■ Exercise aim: Write every record out again exactly, and keep images out of it.

■ Data listing:
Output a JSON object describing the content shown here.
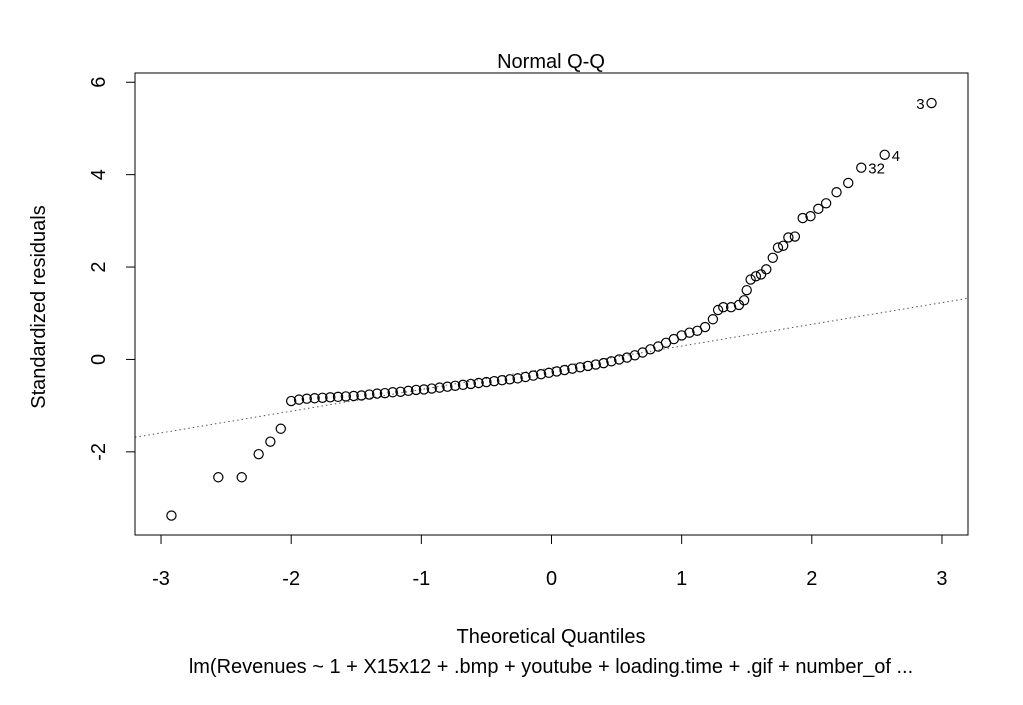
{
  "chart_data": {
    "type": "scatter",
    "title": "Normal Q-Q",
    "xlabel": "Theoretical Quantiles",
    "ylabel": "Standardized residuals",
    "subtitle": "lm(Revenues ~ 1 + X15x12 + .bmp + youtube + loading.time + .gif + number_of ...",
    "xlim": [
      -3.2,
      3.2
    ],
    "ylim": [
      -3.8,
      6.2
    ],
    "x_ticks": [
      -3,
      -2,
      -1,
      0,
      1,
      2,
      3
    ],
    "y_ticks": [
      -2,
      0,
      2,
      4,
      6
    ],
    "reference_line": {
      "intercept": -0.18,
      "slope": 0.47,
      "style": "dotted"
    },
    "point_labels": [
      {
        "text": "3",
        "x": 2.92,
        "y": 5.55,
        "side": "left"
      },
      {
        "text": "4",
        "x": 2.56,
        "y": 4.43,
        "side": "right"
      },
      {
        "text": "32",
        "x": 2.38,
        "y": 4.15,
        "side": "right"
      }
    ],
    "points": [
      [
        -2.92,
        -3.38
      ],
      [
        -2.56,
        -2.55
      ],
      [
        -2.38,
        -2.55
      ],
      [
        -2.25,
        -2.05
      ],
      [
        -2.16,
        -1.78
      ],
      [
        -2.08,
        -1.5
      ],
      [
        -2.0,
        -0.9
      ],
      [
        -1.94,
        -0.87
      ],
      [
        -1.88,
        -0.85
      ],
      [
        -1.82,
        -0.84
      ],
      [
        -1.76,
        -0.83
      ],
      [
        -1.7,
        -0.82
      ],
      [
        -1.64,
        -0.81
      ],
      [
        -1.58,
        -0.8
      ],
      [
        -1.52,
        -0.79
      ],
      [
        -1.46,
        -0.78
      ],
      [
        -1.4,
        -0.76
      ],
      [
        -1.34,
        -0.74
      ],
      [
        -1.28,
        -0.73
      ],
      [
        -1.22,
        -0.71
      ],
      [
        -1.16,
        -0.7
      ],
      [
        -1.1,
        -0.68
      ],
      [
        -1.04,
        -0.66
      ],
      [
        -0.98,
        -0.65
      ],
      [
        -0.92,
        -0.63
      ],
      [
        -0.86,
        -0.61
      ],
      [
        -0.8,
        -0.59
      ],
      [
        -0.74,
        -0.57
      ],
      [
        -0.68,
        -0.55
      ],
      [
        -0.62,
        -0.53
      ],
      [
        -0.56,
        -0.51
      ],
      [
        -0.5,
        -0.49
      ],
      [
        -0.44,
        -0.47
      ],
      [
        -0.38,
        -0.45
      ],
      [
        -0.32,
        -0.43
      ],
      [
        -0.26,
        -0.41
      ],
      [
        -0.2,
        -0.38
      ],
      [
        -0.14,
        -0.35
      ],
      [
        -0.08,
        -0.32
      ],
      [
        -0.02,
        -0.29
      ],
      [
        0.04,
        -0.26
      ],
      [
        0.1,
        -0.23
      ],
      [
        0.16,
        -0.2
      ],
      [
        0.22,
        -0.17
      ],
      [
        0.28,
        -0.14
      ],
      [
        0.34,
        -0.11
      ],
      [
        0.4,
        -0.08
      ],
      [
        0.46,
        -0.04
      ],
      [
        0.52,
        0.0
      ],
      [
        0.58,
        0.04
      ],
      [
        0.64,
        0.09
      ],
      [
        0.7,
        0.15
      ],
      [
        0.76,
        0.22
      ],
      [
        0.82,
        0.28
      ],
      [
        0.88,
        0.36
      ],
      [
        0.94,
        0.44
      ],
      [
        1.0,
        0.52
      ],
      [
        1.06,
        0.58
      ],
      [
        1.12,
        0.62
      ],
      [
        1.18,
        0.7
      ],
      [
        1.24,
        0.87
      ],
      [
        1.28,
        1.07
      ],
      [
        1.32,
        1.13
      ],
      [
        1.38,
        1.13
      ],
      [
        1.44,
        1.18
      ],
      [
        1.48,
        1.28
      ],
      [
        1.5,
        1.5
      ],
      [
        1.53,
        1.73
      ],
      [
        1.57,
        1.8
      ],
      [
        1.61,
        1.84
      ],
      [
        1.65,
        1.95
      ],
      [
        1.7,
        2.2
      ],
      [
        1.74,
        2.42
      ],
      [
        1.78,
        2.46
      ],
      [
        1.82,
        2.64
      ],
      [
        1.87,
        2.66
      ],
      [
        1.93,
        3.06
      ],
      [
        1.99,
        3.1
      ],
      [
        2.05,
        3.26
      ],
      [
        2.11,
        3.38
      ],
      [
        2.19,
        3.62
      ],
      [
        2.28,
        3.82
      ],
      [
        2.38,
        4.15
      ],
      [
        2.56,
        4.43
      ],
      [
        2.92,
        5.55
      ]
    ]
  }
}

■ Solution to this exercise:
Output a JSON object describing the content shown here.
{
  "chart_data": {
    "type": "scatter",
    "title": "Normal Q-Q",
    "xlabel": "Theoretical Quantiles",
    "ylabel": "Standardized residuals",
    "subtitle": "lm(Revenues ~ 1 + X15x12 + .bmp + youtube + loading.time + .gif + number_of ...",
    "xlim": [
      -3.2,
      3.2
    ],
    "ylim": [
      -3.8,
      6.2
    ],
    "x_ticks": [
      -3,
      -2,
      -1,
      0,
      1,
      2,
      3
    ],
    "y_ticks": [
      -2,
      0,
      2,
      4,
      6
    ],
    "reference_line": {
      "intercept": -0.18,
      "slope": 0.47,
      "style": "dotted"
    },
    "point_labels": [
      {
        "text": "3",
        "x": 2.92,
        "y": 5.55,
        "side": "left"
      },
      {
        "text": "4",
        "x": 2.56,
        "y": 4.43,
        "side": "right"
      },
      {
        "text": "32",
        "x": 2.38,
        "y": 4.15,
        "side": "right"
      }
    ],
    "points": [
      [
        -2.92,
        -3.38
      ],
      [
        -2.56,
        -2.55
      ],
      [
        -2.38,
        -2.55
      ],
      [
        -2.25,
        -2.05
      ],
      [
        -2.16,
        -1.78
      ],
      [
        -2.08,
        -1.5
      ],
      [
        -2.0,
        -0.9
      ],
      [
        -1.94,
        -0.87
      ],
      [
        -1.88,
        -0.85
      ],
      [
        -1.82,
        -0.84
      ],
      [
        -1.76,
        -0.83
      ],
      [
        -1.7,
        -0.82
      ],
      [
        -1.64,
        -0.81
      ],
      [
        -1.58,
        -0.8
      ],
      [
        -1.52,
        -0.79
      ],
      [
        -1.46,
        -0.78
      ],
      [
        -1.4,
        -0.76
      ],
      [
        -1.34,
        -0.74
      ],
      [
        -1.28,
        -0.73
      ],
      [
        -1.22,
        -0.71
      ],
      [
        -1.16,
        -0.7
      ],
      [
        -1.1,
        -0.68
      ],
      [
        -1.04,
        -0.66
      ],
      [
        -0.98,
        -0.65
      ],
      [
        -0.92,
        -0.63
      ],
      [
        -0.86,
        -0.61
      ],
      [
        -0.8,
        -0.59
      ],
      [
        -0.74,
        -0.57
      ],
      [
        -0.68,
        -0.55
      ],
      [
        -0.62,
        -0.53
      ],
      [
        -0.56,
        -0.51
      ],
      [
        -0.5,
        -0.49
      ],
      [
        -0.44,
        -0.47
      ],
      [
        -0.38,
        -0.45
      ],
      [
        -0.32,
        -0.43
      ],
      [
        -0.26,
        -0.41
      ],
      [
        -0.2,
        -0.38
      ],
      [
        -0.14,
        -0.35
      ],
      [
        -0.08,
        -0.32
      ],
      [
        -0.02,
        -0.29
      ],
      [
        0.04,
        -0.26
      ],
      [
        0.1,
        -0.23
      ],
      [
        0.16,
        -0.2
      ],
      [
        0.22,
        -0.17
      ],
      [
        0.28,
        -0.14
      ],
      [
        0.34,
        -0.11
      ],
      [
        0.4,
        -0.08
      ],
      [
        0.46,
        -0.04
      ],
      [
        0.52,
        0.0
      ],
      [
        0.58,
        0.04
      ],
      [
        0.64,
        0.09
      ],
      [
        0.7,
        0.15
      ],
      [
        0.76,
        0.22
      ],
      [
        0.82,
        0.28
      ],
      [
        0.88,
        0.36
      ],
      [
        0.94,
        0.44
      ],
      [
        1.0,
        0.52
      ],
      [
        1.06,
        0.58
      ],
      [
        1.12,
        0.62
      ],
      [
        1.18,
        0.7
      ],
      [
        1.24,
        0.87
      ],
      [
        1.28,
        1.07
      ],
      [
        1.32,
        1.13
      ],
      [
        1.38,
        1.13
      ],
      [
        1.44,
        1.18
      ],
      [
        1.48,
        1.28
      ],
      [
        1.5,
        1.5
      ],
      [
        1.53,
        1.73
      ],
      [
        1.57,
        1.8
      ],
      [
        1.61,
        1.84
      ],
      [
        1.65,
        1.95
      ],
      [
        1.7,
        2.2
      ],
      [
        1.74,
        2.42
      ],
      [
        1.78,
        2.46
      ],
      [
        1.82,
        2.64
      ],
      [
        1.87,
        2.66
      ],
      [
        1.93,
        3.06
      ],
      [
        1.99,
        3.1
      ],
      [
        2.05,
        3.26
      ],
      [
        2.11,
        3.38
      ],
      [
        2.19,
        3.62
      ],
      [
        2.28,
        3.82
      ],
      [
        2.38,
        4.15
      ],
      [
        2.56,
        4.43
      ],
      [
        2.92,
        5.55
      ]
    ]
  }
}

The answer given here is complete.